**Goal of the exercise:**
Give back the records below exactly, every one, with no pictures.
* Start Dataset rows *
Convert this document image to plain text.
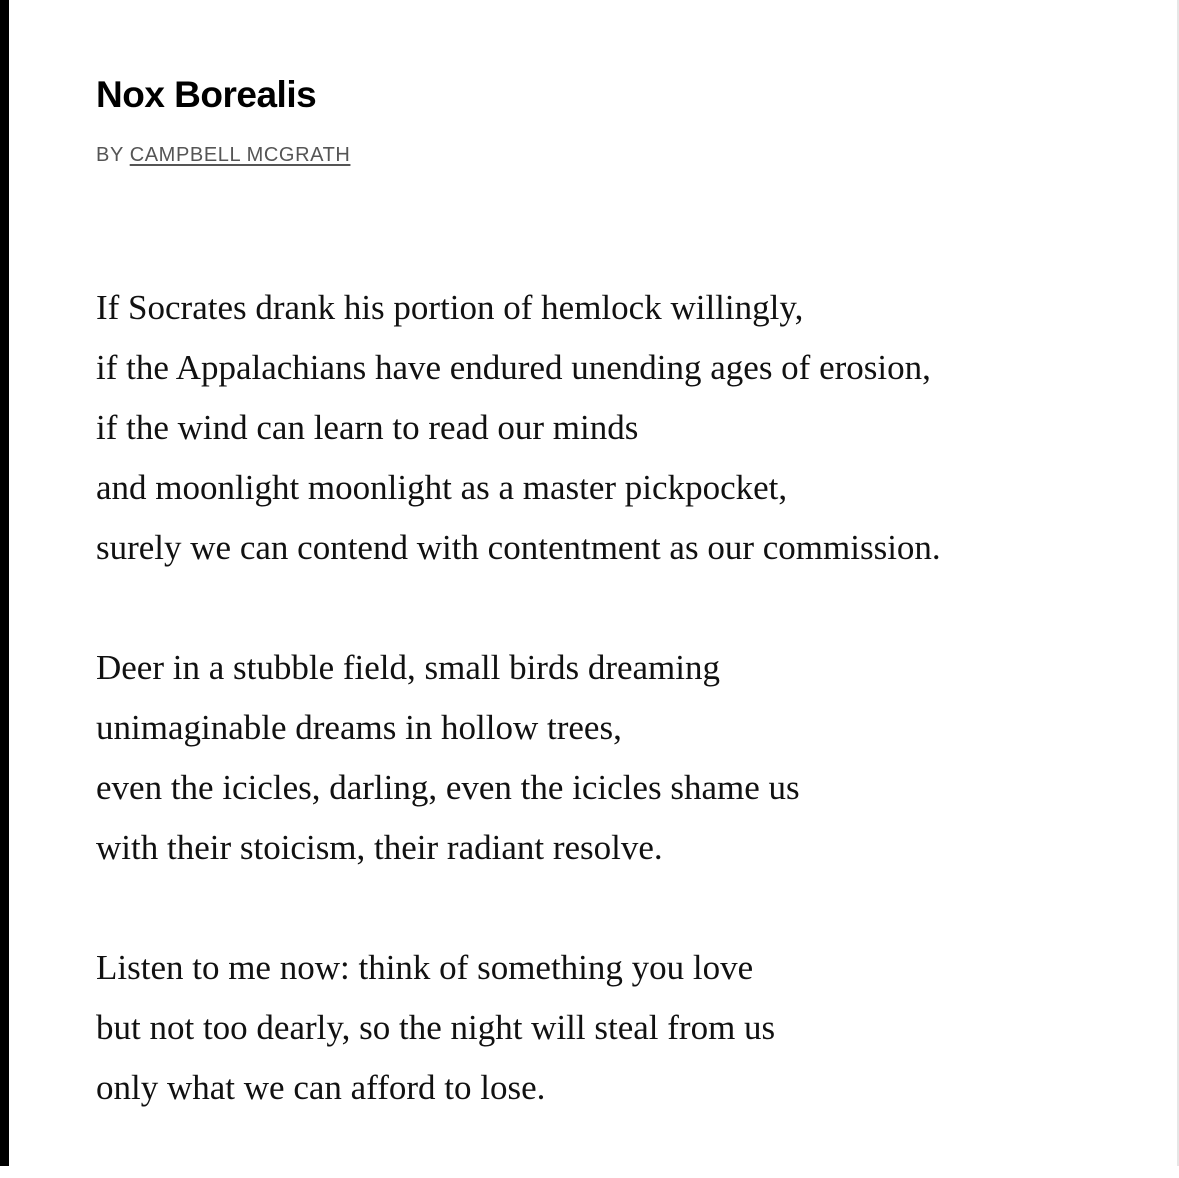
Nox Borealis
BY CAMPBELL MCGRATH
If Socrates drank his portion of hemlock willingly,
if the Appalachians have endured unending ages of erosion,
if the wind can learn to read our minds
and moonlight moonlight as a master pickpocket,
surely we can contend with contentment as our commission.
Deer in a stubble field, small birds dreaming
unimaginable dreams in hollow trees,
even the icicles, darling, even the icicles shame us
with their stoicism, their radiant resolve.
Listen to me now: think of something you love
but not too dearly, so the night will steal from us
only what we can afford to lose.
* End Dataset rows *
**Result for this exercise:**
Convert this document image to plain text.
Nox Borealis
BY CAMPBELL MCGRATH
If Socrates drank his portion of hemlock willingly,
if the Appalachians have endured unending ages of erosion,
if the wind can learn to read our minds
and moonlight moonlight as a master pickpocket,
surely we can contend with contentment as our commission.
Deer in a stubble field, small birds dreaming
unimaginable dreams in hollow trees,
even the icicles, darling, even the icicles shame us
with their stoicism, their radiant resolve.
Listen to me now: think of something you love
but not too dearly, so the night will steal from us
only what we can afford to lose.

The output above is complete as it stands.